Start of PASSAGE GIVEN

The kidney exchange problem

Suppose someone needs a kidney transplant and a family member is willing to donate one. If the donor and recipient are incompatible (because of blood types, tissue mismatch, and so on), the transplant cannot happen. Now suppose two donor-recipient pairs A and B are in this situation, but donor A is compatible with recipient B and donor B is compatible with recipient A. Then two transplants can take place in a two-way swap in which donor A gives to recipient B and donor B gives to recipient A. More generally, with

$n$ such incompatible donor-recipient pairs you can sometimes do an

$n$ -way swap. In 2009, a 13-way swap took place. A shorter swap played a prominent role in a 2008 episode of the television show Grey's Anatomy. This problem is of particular interest to the Operations Research community, because the Alliance for Paired Donation (together with teams from Boston College, Stanford, and MIT) was a finalist for the very prestigious 2014 Franz Edelman Award for Achievement in Operations Research and the Management Sciences.

End of PASSAGE GIVEN

**TO DO:**
1. In the kidney exchange passage, how many donor-recipient pairs took part in the swap that happened in 2009?
2. Please carry the kidney exchange passage on from its final sentence.

Start of DATA SUPPLIED

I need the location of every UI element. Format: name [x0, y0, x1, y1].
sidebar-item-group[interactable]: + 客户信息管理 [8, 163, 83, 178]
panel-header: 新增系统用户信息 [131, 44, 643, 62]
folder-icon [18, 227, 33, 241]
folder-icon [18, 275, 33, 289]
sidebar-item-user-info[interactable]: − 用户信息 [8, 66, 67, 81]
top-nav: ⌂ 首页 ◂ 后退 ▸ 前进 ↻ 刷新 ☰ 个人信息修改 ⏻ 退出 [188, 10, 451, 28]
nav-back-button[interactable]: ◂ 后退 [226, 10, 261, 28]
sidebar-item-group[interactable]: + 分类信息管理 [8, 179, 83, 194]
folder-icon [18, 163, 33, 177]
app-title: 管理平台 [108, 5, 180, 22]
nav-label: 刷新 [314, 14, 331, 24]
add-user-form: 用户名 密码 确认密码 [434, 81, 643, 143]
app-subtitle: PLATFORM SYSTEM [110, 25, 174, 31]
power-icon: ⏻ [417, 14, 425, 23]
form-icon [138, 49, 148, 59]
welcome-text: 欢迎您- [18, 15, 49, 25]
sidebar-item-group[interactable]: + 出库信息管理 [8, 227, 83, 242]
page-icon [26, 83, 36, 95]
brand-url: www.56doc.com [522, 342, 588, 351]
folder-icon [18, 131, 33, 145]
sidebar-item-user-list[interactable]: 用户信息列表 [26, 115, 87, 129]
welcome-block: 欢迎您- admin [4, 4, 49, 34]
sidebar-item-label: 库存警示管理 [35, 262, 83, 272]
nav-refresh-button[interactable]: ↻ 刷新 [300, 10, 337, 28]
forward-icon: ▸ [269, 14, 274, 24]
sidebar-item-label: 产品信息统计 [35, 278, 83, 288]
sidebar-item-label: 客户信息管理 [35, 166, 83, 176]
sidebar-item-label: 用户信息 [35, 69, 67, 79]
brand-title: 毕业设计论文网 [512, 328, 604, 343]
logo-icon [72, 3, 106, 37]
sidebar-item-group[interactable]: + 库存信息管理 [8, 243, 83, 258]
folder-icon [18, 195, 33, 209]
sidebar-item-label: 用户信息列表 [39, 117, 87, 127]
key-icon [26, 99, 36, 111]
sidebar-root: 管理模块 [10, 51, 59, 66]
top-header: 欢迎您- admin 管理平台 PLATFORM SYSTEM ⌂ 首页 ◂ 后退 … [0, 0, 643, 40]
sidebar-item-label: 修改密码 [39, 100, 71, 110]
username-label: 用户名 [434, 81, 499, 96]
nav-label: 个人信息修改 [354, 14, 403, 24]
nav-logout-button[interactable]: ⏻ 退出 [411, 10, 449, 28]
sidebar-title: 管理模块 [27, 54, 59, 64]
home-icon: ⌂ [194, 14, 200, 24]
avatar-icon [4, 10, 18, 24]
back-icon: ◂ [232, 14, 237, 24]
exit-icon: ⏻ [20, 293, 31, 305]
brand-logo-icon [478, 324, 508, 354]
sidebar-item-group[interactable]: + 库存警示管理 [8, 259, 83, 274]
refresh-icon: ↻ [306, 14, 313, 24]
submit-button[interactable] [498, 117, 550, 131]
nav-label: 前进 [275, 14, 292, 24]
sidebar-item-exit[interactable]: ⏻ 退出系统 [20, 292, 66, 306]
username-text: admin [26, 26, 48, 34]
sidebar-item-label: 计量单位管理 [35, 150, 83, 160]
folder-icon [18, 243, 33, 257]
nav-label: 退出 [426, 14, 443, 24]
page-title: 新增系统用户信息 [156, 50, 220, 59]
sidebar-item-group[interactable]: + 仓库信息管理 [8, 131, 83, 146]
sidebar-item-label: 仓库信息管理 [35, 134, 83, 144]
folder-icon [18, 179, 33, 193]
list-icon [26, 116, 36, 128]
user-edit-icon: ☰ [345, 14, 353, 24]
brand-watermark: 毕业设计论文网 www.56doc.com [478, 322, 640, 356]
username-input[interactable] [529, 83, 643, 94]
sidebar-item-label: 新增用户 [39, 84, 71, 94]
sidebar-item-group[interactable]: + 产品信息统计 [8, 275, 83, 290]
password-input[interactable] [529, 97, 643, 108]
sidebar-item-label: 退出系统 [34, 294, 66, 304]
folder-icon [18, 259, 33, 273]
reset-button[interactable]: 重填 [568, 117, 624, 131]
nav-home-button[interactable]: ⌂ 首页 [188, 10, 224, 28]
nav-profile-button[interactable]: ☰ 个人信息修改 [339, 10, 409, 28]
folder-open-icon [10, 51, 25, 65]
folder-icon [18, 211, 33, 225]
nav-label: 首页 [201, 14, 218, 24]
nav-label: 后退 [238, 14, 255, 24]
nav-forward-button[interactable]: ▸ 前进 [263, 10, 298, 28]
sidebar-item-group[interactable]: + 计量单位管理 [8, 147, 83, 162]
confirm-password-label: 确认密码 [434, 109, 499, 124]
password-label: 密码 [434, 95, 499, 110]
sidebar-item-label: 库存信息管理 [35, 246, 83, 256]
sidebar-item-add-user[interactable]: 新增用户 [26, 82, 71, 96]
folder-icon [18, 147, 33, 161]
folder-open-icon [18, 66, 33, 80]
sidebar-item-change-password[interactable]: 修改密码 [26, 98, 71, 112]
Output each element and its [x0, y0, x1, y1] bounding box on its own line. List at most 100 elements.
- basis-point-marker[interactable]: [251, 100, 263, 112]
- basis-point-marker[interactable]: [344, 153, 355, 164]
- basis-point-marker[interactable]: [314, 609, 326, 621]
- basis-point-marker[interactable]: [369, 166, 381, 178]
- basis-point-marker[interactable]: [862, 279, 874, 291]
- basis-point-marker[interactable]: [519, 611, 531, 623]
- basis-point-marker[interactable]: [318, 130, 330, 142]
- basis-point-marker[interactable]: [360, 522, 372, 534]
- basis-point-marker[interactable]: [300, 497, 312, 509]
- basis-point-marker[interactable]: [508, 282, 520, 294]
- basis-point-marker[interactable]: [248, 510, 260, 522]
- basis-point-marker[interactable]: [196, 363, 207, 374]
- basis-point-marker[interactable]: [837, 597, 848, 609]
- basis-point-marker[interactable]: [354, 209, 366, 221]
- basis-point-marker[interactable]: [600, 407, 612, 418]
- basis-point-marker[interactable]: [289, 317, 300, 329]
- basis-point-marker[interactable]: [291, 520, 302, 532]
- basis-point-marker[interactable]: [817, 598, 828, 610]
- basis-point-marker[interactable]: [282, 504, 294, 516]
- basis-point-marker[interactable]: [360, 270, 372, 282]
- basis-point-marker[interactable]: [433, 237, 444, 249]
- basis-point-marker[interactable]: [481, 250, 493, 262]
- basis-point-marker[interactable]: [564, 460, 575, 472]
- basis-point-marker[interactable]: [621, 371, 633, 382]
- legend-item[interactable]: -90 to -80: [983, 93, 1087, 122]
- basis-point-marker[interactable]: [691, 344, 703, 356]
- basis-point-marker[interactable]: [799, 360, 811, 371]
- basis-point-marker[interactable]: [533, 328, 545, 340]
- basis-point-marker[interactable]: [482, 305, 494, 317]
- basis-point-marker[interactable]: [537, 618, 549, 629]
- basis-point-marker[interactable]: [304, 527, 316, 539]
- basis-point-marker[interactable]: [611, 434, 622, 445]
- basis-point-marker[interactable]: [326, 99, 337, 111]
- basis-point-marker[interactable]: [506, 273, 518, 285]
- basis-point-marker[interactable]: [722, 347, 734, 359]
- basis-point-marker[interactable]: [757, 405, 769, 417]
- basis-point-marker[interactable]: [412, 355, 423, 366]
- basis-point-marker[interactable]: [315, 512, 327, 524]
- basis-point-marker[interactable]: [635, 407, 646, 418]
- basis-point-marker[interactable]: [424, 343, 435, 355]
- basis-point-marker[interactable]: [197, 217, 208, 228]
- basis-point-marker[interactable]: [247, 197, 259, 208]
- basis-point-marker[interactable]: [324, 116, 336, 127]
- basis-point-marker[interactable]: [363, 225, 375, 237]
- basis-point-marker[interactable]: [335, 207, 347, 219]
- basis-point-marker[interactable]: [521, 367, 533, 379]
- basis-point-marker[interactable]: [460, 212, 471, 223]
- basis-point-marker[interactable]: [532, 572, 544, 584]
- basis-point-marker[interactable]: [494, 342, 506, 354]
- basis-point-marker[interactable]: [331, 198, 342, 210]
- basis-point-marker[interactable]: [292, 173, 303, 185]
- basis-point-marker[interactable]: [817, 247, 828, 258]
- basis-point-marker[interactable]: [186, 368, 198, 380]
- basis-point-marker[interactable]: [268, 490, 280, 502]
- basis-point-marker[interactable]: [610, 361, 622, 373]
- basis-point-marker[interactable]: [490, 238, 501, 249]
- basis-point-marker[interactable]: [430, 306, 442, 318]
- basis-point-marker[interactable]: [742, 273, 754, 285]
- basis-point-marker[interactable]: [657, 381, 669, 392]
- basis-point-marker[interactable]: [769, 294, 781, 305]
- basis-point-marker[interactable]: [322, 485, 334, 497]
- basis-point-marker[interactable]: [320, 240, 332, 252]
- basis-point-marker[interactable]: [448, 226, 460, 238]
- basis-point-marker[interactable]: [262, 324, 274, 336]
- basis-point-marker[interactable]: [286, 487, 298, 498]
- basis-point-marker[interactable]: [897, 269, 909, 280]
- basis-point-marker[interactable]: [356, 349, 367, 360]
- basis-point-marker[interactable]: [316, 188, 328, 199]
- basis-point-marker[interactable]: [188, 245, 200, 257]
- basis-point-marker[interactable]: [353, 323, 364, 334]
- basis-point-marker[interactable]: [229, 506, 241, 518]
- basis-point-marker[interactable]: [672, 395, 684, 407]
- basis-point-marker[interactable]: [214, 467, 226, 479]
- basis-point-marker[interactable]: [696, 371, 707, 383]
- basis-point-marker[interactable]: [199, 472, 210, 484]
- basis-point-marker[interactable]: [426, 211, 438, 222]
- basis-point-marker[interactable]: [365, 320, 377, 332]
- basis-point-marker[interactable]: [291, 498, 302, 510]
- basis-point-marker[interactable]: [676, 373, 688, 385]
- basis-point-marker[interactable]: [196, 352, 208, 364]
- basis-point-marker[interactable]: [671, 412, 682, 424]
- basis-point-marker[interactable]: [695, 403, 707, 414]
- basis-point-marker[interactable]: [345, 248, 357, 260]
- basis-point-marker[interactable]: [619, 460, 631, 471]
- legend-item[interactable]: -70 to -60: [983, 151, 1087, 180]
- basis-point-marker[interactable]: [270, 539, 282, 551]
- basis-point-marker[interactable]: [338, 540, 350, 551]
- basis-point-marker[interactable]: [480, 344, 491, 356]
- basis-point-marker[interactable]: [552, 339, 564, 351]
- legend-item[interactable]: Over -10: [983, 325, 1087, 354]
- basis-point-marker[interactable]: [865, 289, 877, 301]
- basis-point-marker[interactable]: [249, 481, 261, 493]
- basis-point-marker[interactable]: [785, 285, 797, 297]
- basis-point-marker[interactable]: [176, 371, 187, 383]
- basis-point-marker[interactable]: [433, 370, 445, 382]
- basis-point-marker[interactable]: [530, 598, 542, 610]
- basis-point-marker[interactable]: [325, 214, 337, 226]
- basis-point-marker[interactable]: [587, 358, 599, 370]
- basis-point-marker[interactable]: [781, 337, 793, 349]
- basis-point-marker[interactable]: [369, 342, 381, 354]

End of DATA SUPPLIED

**EXPECTED OUTPUTS:**
1. Thirteen pairs took part, in a 13-way swap.

2.
Network Model

The problem can be modeled by using a network as follows. Each node corresponds to an incompatible donor-recipient pair, and there is a directed arc from node

$i$ to node

$j$ if the donor from node

$i$ is compatible with the recipient from node

$j$ . Each arc has a weight that represents the quality of the match, and the goal is to find a maximum weight node-disjoint union of directed cycles. You want the union to be node-disjoint so that no kidney is donated more than once, and you want cycles so that the donor from node

$i$ gives up a kidney if and only if the recipient from node

$i$ receives a kidney.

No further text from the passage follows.